WORK TO BE COMPLETED:
Gather every line of the entries that includes the word "TradingView".

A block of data

— start —

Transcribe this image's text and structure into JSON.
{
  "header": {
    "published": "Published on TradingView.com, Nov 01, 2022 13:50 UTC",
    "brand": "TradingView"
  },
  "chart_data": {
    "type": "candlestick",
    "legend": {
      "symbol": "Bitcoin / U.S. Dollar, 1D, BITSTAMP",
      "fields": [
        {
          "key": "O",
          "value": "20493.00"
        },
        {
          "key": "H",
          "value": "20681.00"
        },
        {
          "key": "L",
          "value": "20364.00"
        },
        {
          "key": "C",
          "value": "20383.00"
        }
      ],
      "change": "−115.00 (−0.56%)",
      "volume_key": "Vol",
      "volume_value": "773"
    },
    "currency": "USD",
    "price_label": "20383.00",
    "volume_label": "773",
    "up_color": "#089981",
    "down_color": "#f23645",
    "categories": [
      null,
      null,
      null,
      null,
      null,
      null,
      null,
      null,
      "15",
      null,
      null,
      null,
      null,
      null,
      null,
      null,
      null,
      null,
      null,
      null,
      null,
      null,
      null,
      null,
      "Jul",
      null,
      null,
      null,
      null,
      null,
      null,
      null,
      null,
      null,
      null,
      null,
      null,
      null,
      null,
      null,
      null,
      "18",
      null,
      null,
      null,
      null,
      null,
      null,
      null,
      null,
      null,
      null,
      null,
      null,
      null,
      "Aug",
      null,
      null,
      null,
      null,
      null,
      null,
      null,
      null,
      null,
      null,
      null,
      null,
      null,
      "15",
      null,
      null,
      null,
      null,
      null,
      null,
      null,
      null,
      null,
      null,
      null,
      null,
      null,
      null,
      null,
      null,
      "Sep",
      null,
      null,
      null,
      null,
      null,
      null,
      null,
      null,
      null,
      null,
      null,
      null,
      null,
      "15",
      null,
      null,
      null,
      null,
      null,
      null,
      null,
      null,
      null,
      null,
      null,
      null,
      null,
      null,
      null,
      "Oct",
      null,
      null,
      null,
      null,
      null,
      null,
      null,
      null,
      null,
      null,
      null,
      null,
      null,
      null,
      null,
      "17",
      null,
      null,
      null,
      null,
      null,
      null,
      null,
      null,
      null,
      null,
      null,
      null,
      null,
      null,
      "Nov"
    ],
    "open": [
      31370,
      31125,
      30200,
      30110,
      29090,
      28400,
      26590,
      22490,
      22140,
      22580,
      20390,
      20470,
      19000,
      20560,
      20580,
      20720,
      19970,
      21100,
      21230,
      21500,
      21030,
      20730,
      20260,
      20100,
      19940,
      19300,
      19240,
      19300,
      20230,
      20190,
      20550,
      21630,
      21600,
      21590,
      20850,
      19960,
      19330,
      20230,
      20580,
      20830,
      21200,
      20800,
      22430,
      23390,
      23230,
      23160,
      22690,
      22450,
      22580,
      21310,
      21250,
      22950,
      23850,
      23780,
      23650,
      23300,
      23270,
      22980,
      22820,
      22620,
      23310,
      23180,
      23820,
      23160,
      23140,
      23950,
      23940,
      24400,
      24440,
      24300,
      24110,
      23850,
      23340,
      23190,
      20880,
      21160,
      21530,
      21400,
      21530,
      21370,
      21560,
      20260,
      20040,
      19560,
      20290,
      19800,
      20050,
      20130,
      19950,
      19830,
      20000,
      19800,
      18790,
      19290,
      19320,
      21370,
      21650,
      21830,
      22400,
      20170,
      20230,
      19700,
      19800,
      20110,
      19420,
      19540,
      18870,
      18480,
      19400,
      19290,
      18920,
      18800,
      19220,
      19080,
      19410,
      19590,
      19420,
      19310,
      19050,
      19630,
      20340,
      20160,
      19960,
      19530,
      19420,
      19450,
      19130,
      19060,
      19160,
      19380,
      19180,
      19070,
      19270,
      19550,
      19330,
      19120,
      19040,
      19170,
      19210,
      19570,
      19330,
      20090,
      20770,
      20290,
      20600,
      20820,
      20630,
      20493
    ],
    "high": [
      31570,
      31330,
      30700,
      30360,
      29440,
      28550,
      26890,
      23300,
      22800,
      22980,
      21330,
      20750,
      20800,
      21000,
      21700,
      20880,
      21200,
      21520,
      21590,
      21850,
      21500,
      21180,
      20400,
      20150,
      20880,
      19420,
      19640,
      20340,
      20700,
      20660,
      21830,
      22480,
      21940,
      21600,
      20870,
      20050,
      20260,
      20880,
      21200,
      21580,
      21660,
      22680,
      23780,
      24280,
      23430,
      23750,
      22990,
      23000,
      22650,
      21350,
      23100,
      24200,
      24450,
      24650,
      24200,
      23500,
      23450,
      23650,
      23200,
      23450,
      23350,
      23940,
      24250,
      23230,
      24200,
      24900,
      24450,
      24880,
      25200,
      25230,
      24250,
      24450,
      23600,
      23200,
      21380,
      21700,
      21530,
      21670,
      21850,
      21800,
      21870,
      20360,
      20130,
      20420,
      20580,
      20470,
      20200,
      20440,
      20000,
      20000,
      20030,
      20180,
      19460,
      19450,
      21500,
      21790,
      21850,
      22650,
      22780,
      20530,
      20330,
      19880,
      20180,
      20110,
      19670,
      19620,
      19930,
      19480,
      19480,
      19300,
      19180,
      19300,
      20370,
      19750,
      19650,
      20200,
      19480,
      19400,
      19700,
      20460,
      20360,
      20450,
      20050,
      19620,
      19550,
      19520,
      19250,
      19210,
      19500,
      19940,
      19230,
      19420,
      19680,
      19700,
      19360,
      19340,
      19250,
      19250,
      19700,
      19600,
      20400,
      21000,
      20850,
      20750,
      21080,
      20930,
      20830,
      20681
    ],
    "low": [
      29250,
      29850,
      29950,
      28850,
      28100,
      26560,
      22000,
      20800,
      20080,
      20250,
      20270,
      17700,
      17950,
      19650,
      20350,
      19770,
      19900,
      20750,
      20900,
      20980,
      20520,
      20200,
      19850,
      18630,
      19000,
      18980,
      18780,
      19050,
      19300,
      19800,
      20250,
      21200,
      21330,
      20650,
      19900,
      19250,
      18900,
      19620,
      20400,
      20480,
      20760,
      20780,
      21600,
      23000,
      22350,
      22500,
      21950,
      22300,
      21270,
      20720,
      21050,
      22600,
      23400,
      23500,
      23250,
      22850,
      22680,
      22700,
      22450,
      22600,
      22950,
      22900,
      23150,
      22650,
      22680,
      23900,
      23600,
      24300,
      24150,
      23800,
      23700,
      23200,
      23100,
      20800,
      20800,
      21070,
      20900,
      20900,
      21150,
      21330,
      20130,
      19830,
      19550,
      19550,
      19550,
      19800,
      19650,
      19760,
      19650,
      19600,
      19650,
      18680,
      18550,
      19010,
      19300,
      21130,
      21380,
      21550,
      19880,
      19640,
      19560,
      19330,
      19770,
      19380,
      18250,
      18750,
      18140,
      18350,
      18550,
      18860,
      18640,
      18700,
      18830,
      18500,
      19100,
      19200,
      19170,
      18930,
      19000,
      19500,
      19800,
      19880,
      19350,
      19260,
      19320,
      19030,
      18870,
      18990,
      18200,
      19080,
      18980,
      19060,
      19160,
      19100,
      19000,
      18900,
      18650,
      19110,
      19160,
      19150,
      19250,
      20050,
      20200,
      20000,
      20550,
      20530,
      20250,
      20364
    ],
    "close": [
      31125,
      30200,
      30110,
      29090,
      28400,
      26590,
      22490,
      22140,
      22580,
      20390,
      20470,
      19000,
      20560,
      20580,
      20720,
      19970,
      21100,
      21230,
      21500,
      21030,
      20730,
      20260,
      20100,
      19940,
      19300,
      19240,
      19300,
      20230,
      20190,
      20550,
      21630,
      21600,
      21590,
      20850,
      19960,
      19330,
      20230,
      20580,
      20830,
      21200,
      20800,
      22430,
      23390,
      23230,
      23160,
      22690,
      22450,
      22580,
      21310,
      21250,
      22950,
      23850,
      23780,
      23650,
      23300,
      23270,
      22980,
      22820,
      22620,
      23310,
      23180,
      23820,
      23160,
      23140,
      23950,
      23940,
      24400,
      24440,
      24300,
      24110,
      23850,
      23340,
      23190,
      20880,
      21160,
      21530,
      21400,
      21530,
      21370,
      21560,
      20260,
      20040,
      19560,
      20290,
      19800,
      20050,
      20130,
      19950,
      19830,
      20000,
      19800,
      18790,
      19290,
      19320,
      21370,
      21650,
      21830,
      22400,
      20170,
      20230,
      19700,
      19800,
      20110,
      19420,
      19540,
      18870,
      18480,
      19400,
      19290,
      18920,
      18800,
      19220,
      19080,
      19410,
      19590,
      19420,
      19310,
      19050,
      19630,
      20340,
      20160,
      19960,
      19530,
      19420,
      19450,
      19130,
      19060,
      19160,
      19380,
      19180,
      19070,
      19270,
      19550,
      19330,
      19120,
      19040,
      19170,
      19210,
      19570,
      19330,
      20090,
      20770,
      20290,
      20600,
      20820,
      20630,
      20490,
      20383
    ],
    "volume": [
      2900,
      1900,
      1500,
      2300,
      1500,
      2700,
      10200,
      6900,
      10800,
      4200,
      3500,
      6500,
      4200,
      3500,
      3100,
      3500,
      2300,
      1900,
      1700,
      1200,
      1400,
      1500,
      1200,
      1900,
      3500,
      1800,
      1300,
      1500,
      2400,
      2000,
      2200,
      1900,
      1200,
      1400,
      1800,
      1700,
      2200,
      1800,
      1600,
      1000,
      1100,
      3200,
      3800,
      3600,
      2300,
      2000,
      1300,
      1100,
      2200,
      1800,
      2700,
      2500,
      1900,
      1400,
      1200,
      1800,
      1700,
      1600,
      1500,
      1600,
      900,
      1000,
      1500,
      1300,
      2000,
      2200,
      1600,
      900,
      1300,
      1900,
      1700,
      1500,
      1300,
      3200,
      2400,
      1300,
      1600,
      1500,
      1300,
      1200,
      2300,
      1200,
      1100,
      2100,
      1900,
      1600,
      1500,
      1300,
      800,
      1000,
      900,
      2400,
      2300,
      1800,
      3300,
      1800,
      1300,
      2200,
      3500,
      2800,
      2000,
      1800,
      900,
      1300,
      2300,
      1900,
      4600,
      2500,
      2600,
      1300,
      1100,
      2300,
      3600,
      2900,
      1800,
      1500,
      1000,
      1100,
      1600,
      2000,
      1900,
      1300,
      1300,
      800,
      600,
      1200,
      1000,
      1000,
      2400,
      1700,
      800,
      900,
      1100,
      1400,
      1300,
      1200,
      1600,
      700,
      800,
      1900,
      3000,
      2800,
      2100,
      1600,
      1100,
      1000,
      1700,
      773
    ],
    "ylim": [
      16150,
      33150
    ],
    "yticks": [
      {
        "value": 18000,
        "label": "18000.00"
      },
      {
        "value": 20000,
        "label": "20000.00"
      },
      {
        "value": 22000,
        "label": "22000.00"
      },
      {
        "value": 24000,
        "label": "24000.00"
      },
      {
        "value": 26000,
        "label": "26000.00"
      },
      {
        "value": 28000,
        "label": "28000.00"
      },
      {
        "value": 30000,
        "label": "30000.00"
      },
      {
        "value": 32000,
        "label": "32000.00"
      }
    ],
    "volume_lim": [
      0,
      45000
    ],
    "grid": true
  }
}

— end —

THE OUTPUT:
    "published": "Published on TradingView.com, Nov 01, 2022 13:50 UTC",
    "brand": "TradingView"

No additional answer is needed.